Records contained in a dataset
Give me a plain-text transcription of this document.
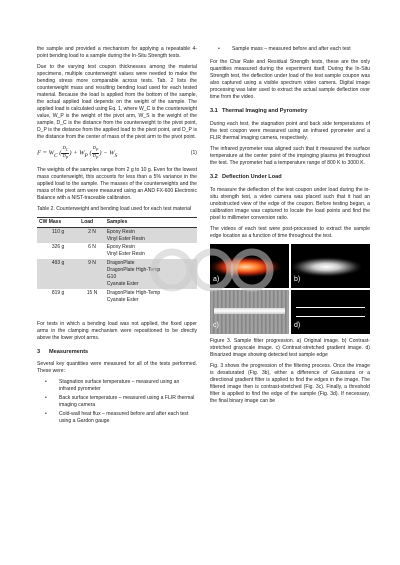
the sample and provided a mechanism for applying a repeatable 4-point bending load to a sample during the In-Situ Strength tests.

Due to the varying test coupon thicknesses among the material specimens, multiple counterweight values were needed to make the bending stress more comparable across tests. Tab. 2 lists the counterweight mass and resulting bending load used for each tested material. Because the load is applied from the bottom of the sample, the actual applied load depends on the weight of the sample. The applied load is calculated using Eq. 1, where W_C is the counterweight value, W_P is the weight of the pivot arm, W_S is the weight of the sample, D_C is the distance from the counterweight to the pivot point, D_P is the distance from the applied load to the pivot point, and D_P is the distance from the center of mass of the pivot arm to the pivot point.

$F = W_C$ ( $\frac{D_C}{D_P}$ ) + $W_P$ ( $\frac{D_P}{D_P}$ ) − $W_S$
(1)

The weights of the samples range from 2 g to 10 g. Even for the lowest mass counterweight, this accounts for less than a 5% variance in the applied load to the sample. The masses of the counterweights and the mass of the pivot arm were measured using an AND FX-600 Electronic Balance with a NIST-traceable calibration.

Table 2. Counterweight and bending load used for each test material

CW Mass	Load	Samples
110 g	2 N	Epoxy Resin
Vinyl Ester Resin

326 g	6 N	Epoxy Resin
Vinyl Ester Resin

493 g	9 N	DragonPlate
DragonPlate High-Temp
G10
Cyanate Ester

819 g	15 N	DragonPlate High-Temp
Cyanate Ester

For tests in which a bending load was not applied, the fixed upper arms in the clamping mechanism were repositioned to be directly above the lower pivot arms.

3 Measurements

Several key quantities were measured for all of the tests performed. These were:

• Stagnation surface temperature – measured using an infrared pyrometer
• Back surface temperature – measured using a FLIR thermal imaging camera
• Cold-wall heat flux – measured before and after each test using a Gardon gauge
• Sample mass – measured before and after each test

For the Char Rate and Residual Strength tests, these are the only quantities measured during the experiment itself. During the In-Situ Strength test, the deflection under load of the test sample coupon was also captured using a visible spectrum video camera. Digital image processing was later used to extract the actual sample deflection over time from the video.

3.1 Thermal Imaging and Pyrometry

During each test, the stagnation point and back side temperatures of the test coupon were measured using an infrared pyrometer and a FLIR thermal imaging camera, respectively.

The infrared pyrometer was aligned such that it measured the surface temperature at the center point of the impinging plasma jet throughout the test. The pyrometer had a temperature range of 800 K to 3000 K.

3.2 Deflection Under Load

To measure the deflection of the test coupon under load during the in-situ strength test, a video camera was placed such that it had an unobstructed view of the edge of the coupon. Before testing began, a calibration image was captured to locate the load points and find the pixel to millimeter conversion ratio.

The videos of each test were post-processed to extract the sample edge location as a function of time throughout the test.

a)	b)
c)	d)

Figure 3. Sample filter progression. a) Original image. b) Contrast-stretched grayscale image. c) Contrast-stretched gradient image. d) Binarized image showing detected test sample edge

Fig. 3 shows the progression of the filtering process. Once the image is desaturated (Fig. 3b), either a difference of Gaussians or a directional gradient filter is applied to find the edges in the image. The filtered image then is contrast-stretched (Fig. 3c). Finally, a threshold filter is applied to find the edge of the sample (Fig. 3d). If necessary, the final binary image can be
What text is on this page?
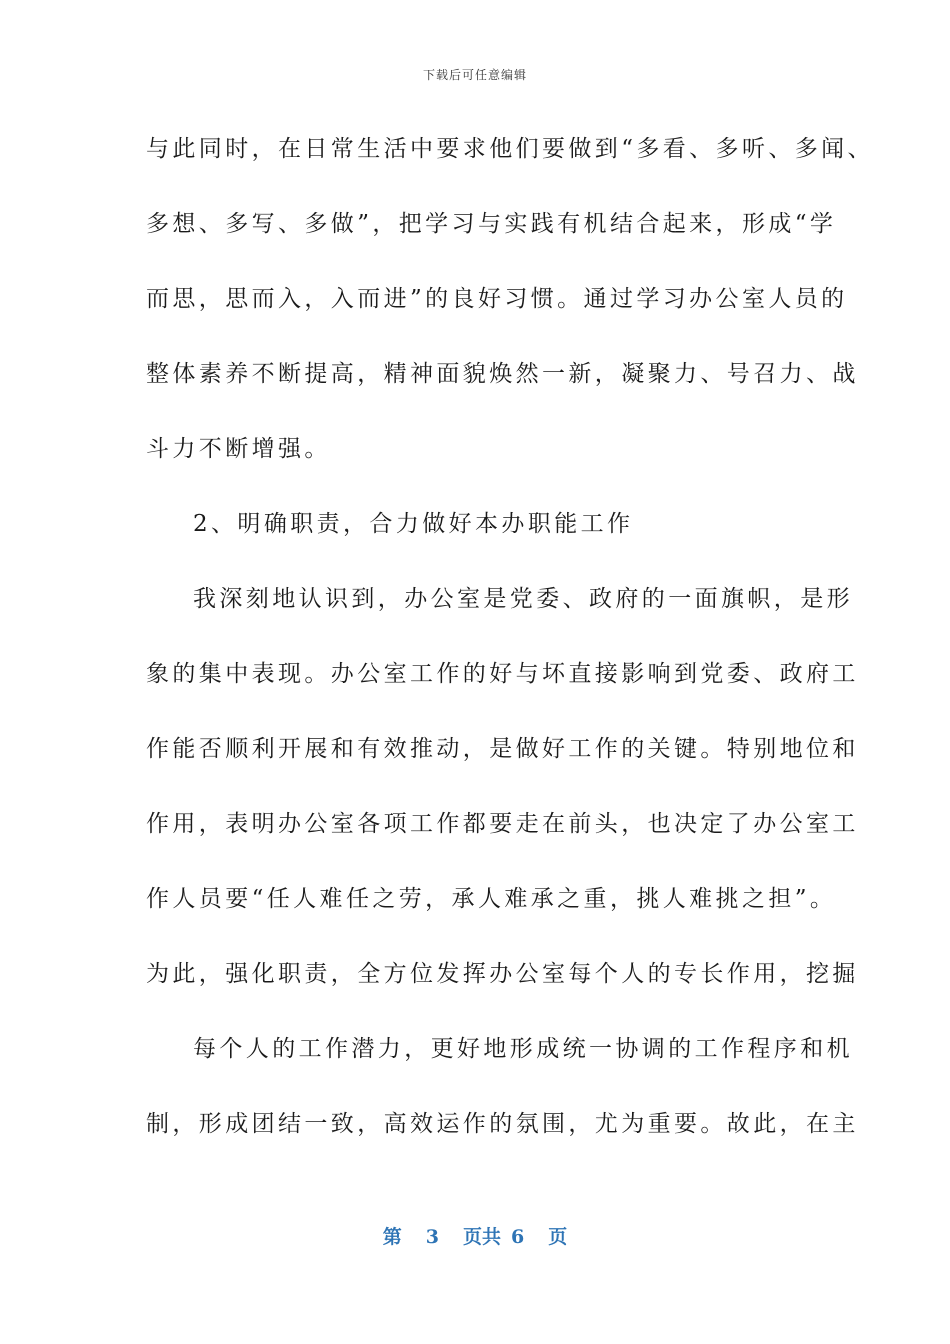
下载后可任意编辑
与此同时，在日常生活中要求他们要做到“多看、多听、多闻、
多想、多写、多做”，把学习与实践有机结合起来，形成“学
而思，思而入，入而进”的良好习惯。通过学习办公室人员的
整体素养不断提高，精神面貌焕然一新，凝聚力、号召力、战
斗力不断增强。
2、明确职责，合力做好本办职能工作
我深刻地认识到，办公室是党委、政府的一面旗帜，是形
象的集中表现。办公室工作的好与坏直接影响到党委、政府工
作能否顺利开展和有效推动，是做好工作的关键。特别地位和
作用，表明办公室各项工作都要走在前头，也决定了办公室工
作人员要“任人难任之劳，承人难承之重，挑人难挑之担”。
为此，强化职责，全方位发挥办公室每个人的专长作用，挖掘
每个人的工作潜力，更好地形成统一协调的工作程序和机
制，形成团结一致，高效运作的氛围，尤为重要。故此，在主
第 3 页共 6 页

Written exercise:
Reproduce all of the entries word for word, skipping any pictures they hold.

Full response:
Give me a plain-text transcription of this document.
the sample and provided a mechanism for applying a repeatable 4-point bending load to a sample during the In-Situ Strength tests.

Due to the varying test coupon thicknesses among the material specimens, multiple counterweight values were needed to make the bending stress more comparable across tests. Tab. 2 lists the counterweight mass and resulting bending load used for each tested material. Because the load is applied from the bottom of the sample, the actual applied load depends on the weight of the sample. The applied load is calculated using Eq. 1, where W_C is the counterweight value, W_P is the weight of the pivot arm, W_S is the weight of the sample, D_C is the distance from the counterweight to the pivot point, D_P is the distance from the applied load to the pivot point, and D_P is the distance from the center of mass of the pivot arm to the pivot point.

$F = W_C$ ( $\frac{D_C}{D_P}$ ) + $W_P$ ( $\frac{D_P}{D_P}$ ) − $W_S$
(1)

The weights of the samples range from 2 g to 10 g. Even for the lowest mass counterweight, this accounts for less than a 5% variance in the applied load to the sample. The masses of the counterweights and the mass of the pivot arm were measured using an AND FX-600 Electronic Balance with a NIST-traceable calibration.

Table 2. Counterweight and bending load used for each test material

CW Mass	Load	Samples
110 g	2 N	Epoxy Resin
Vinyl Ester Resin

326 g	6 N	Epoxy Resin
Vinyl Ester Resin

493 g	9 N	DragonPlate
DragonPlate High-Temp
G10
Cyanate Ester

819 g	15 N	DragonPlate High-Temp
Cyanate Ester

For tests in which a bending load was not applied, the fixed upper arms in the clamping mechanism were repositioned to be directly above the lower pivot arms.

3 Measurements

Several key quantities were measured for all of the tests performed. These were:

• Stagnation surface temperature – measured using an infrared pyrometer
• Back surface temperature – measured using a FLIR thermal imaging camera
• Cold-wall heat flux – measured before and after each test using a Gardon gauge
• Sample mass – measured before and after each test

For the Char Rate and Residual Strength tests, these are the only quantities measured during the experiment itself. During the In-Situ Strength test, the deflection under load of the test sample coupon was also captured using a visible spectrum video camera. Digital image processing was later used to extract the actual sample deflection over time from the video.

3.1 Thermal Imaging and Pyrometry

During each test, the stagnation point and back side temperatures of the test coupon were measured using an infrared pyrometer and a FLIR thermal imaging camera, respectively.

The infrared pyrometer was aligned such that it measured the surface temperature at the center point of the impinging plasma jet throughout the test. The pyrometer had a temperature range of 800 K to 3000 K.

3.2 Deflection Under Load

To measure the deflection of the test coupon under load during the in-situ strength test, a video camera was placed such that it had an unobstructed view of the edge of the coupon. Before testing began, a calibration image was captured to locate the load points and find the pixel to millimeter conversion ratio.

The videos of each test were post-processed to extract the sample edge location as a function of time throughout the test.

a)	b)
c)	d)

Figure 3. Sample filter progression. a) Original image. b) Contrast-stretched grayscale image. c) Contrast-stretched gradient image. d) Binarized image showing detected test sample edge

Fig. 3 shows the progression of the filtering process. Once the image is desaturated (Fig. 3b), either a difference of Gaussians or a directional gradient filter is applied to find the edges in the image. The filtered image then is contrast-stretched (Fig. 3c). Finally, a threshold filter is applied to find the edge of the sample (Fig. 3d). If necessary, the final binary image can be
What text is on this page?
下载后可任意编辑
与此同时，在日常生活中要求他们要做到“多看、多听、多闻、
多想、多写、多做”，把学习与实践有机结合起来，形成“学
而思，思而入，入而进”的良好习惯。通过学习办公室人员的
整体素养不断提高，精神面貌焕然一新，凝聚力、号召力、战
斗力不断增强。
2、明确职责，合力做好本办职能工作
我深刻地认识到，办公室是党委、政府的一面旗帜，是形
象的集中表现。办公室工作的好与坏直接影响到党委、政府工
作能否顺利开展和有效推动，是做好工作的关键。特别地位和
作用，表明办公室各项工作都要走在前头，也决定了办公室工
作人员要“任人难任之劳，承人难承之重，挑人难挑之担”。
为此，强化职责，全方位发挥办公室每个人的专长作用，挖掘
每个人的工作潜力，更好地形成统一协调的工作程序和机
制，形成团结一致，高效运作的氛围，尤为重要。故此，在主
第 3 页共 6 页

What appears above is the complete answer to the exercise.